→ **Material**:

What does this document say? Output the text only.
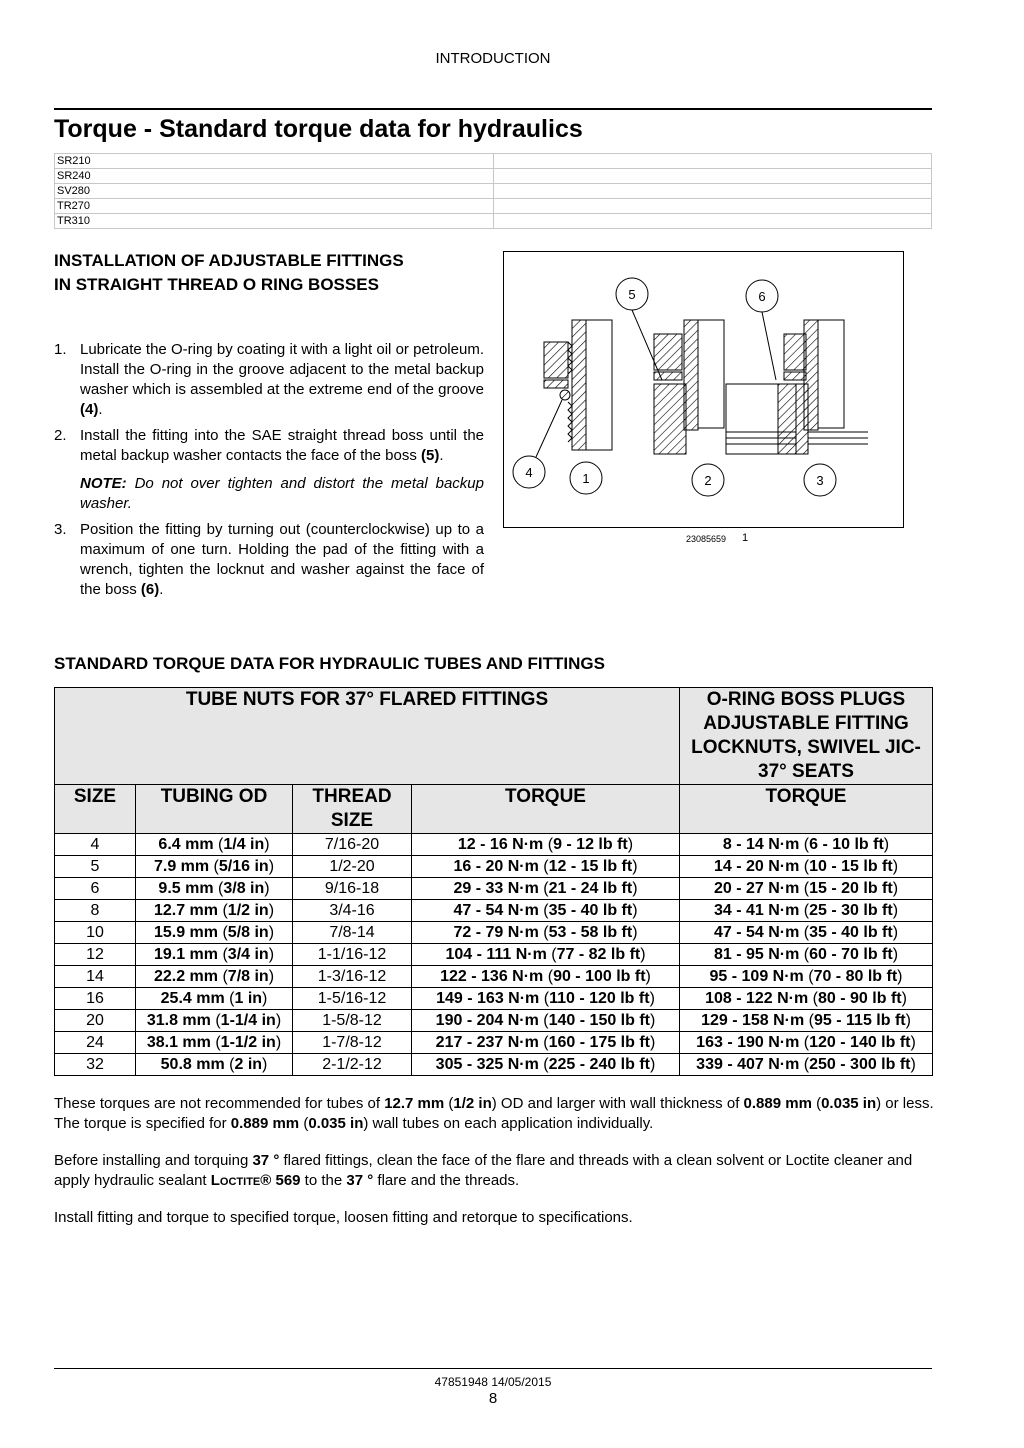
INTRODUCTION
Torque - Standard torque data for hydraulics
SR210	
SR240	
SV280	
TR270	
TR310	
INSTALLATION OF ADJUSTABLE FITTINGS
IN STRAIGHT THREAD O RING BOSSES
1. Lubricate the O-ring by coating it with a light oil or petroleum. Install the O-ring in the groove adjacent to the metal backup washer which is assembled at the extreme end of the groove (4).
2. Install the fitting into the SAE straight thread boss until the metal backup washer contacts the face of the boss (5).
NOTE: Do not over tighten and distort the metal backup washer.
3. Position the fitting by turning out (counterclockwise) up to a maximum of one turn. Holding the pad of the fitting with a wrench, tighten the locknut and washer against the face of the boss (6).
5	6
4	1	2	3
23085659 1
STANDARD TORQUE DATA FOR HYDRAULIC TUBES AND FITTINGS
TUBE NUTS FOR 37° FLARED FITTINGS				O-RING BOSS PLUGS ADJUSTABLE FITTING LOCKNUTS, SWIVEL JIC- 37° SEATS
SIZE	TUBING OD	THREAD SIZE	TORQUE	TORQUE
4	6.4 mm (1/4 in)	7/16-20	12 - 16 N·m (9 - 12 lb ft)	8 - 14 N·m (6 - 10 lb ft)
5	7.9 mm (5/16 in)	1/2-20	16 - 20 N·m (12 - 15 lb ft)	14 - 20 N·m (10 - 15 lb ft)
6	9.5 mm (3/8 in)	9/16-18	29 - 33 N·m (21 - 24 lb ft)	20 - 27 N·m (15 - 20 lb ft)
8	12.7 mm (1/2 in)	3/4-16	47 - 54 N·m (35 - 40 lb ft)	34 - 41 N·m (25 - 30 lb ft)
10	15.9 mm (5/8 in)	7/8-14	72 - 79 N·m (53 - 58 lb ft)	47 - 54 N·m (35 - 40 lb ft)
12	19.1 mm (3/4 in)	1-1/16-12	104 - 111 N·m (77 - 82 lb ft)	81 - 95 N·m (60 - 70 lb ft)
14	22.2 mm (7/8 in)	1-3/16-12	122 - 136 N·m (90 - 100 lb ft)	95 - 109 N·m (70 - 80 lb ft)
16	25.4 mm (1 in)	1-5/16-12	149 - 163 N·m (110 - 120 lb ft)	108 - 122 N·m (80 - 90 lb ft)
20	31.8 mm (1-1/4 in)	1-5/8-12	190 - 204 N·m (140 - 150 lb ft)	129 - 158 N·m (95 - 115 lb ft)
24	38.1 mm (1-1/2 in)	1-7/8-12	217 - 237 N·m (160 - 175 lb ft)	163 - 190 N·m (120 - 140 lb ft)
32	50.8 mm (2 in)	2-1/2-12	305 - 325 N·m (225 - 240 lb ft)	339 - 407 N·m (250 - 300 lb ft)
These torques are not recommended for tubes of 12.7 mm (1/2 in) OD and larger with wall thickness of 0.889 mm (0.035 in) or less. The torque is specified for 0.889 mm (0.035 in) wall tubes on each application individually.
Before installing and torquing 37 ° flared fittings, clean the face of the flare and threads with a clean solvent or Loctite cleaner and apply hydraulic sealant Loctite® 569 to the 37 ° flare and the threads.
Install fitting and torque to specified torque, loosen fitting and retorque to specifications.
47851948 14/05/2015
8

→ **Directive**:
Locate all lines that include the word "tighten" and copy them out.

→ **Result**:
NOTE: Do not over tighten and distort the metal backup washer.
3. Position the fitting by turning out (counterclockwise) up to a maximum of one turn. Holding the pad of the fitting with a wrench, tighten the locknut and washer against the face of the boss (6).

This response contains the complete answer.